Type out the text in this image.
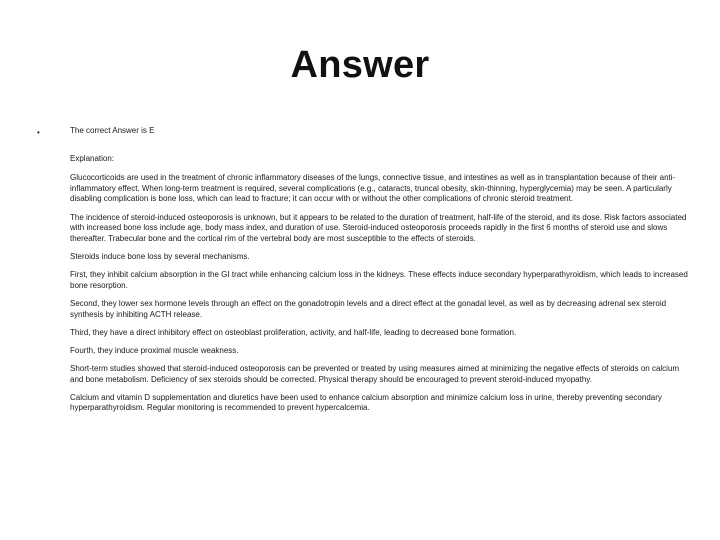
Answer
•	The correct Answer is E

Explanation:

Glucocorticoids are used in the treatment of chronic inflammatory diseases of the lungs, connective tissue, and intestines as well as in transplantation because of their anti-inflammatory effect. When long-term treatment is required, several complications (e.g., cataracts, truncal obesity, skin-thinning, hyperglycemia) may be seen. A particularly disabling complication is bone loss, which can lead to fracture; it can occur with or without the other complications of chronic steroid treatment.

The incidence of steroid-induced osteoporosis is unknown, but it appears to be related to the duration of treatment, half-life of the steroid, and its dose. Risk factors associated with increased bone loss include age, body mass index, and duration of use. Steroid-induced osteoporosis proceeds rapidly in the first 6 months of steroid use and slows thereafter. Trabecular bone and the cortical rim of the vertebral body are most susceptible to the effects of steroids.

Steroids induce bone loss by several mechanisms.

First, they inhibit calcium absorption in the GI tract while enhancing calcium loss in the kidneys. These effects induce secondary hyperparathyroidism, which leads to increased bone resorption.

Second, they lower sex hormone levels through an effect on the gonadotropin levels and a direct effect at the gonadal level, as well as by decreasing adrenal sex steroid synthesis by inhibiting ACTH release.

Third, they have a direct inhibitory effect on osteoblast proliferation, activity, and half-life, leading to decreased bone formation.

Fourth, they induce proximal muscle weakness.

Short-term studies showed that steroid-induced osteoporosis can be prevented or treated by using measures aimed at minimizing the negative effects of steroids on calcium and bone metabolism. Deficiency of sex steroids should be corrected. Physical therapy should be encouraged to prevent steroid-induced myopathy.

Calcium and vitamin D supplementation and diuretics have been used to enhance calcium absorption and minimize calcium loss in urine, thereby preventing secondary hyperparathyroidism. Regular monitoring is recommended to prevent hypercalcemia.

====================

Task instructions
Restate the full listing verbatim and drop every picture.

Solution to this exercise
Type out the text in this image.
Answer
•	The correct Answer is E

Explanation:

Glucocorticoids are used in the treatment of chronic inflammatory diseases of the lungs, connective tissue, and intestines as well as in transplantation because of their anti-inflammatory effect. When long-term treatment is required, several complications (e.g., cataracts, truncal obesity, skin-thinning, hyperglycemia) may be seen. A particularly disabling complication is bone loss, which can lead to fracture; it can occur with or without the other complications of chronic steroid treatment.

The incidence of steroid-induced osteoporosis is unknown, but it appears to be related to the duration of treatment, half-life of the steroid, and its dose. Risk factors associated with increased bone loss include age, body mass index, and duration of use. Steroid-induced osteoporosis proceeds rapidly in the first 6 months of steroid use and slows thereafter. Trabecular bone and the cortical rim of the vertebral body are most susceptible to the effects of steroids.

Steroids induce bone loss by several mechanisms.

First, they inhibit calcium absorption in the GI tract while enhancing calcium loss in the kidneys. These effects induce secondary hyperparathyroidism, which leads to increased bone resorption.

Second, they lower sex hormone levels through an effect on the gonadotropin levels and a direct effect at the gonadal level, as well as by decreasing adrenal sex steroid synthesis by inhibiting ACTH release.

Third, they have a direct inhibitory effect on osteoblast proliferation, activity, and half-life, leading to decreased bone formation.

Fourth, they induce proximal muscle weakness.

Short-term studies showed that steroid-induced osteoporosis can be prevented or treated by using measures aimed at minimizing the negative effects of steroids on calcium and bone metabolism. Deficiency of sex steroids should be corrected. Physical therapy should be encouraged to prevent steroid-induced myopathy.

Calcium and vitamin D supplementation and diuretics have been used to enhance calcium absorption and minimize calcium loss in urine, thereby preventing secondary hyperparathyroidism. Regular monitoring is recommended to prevent hypercalcemia.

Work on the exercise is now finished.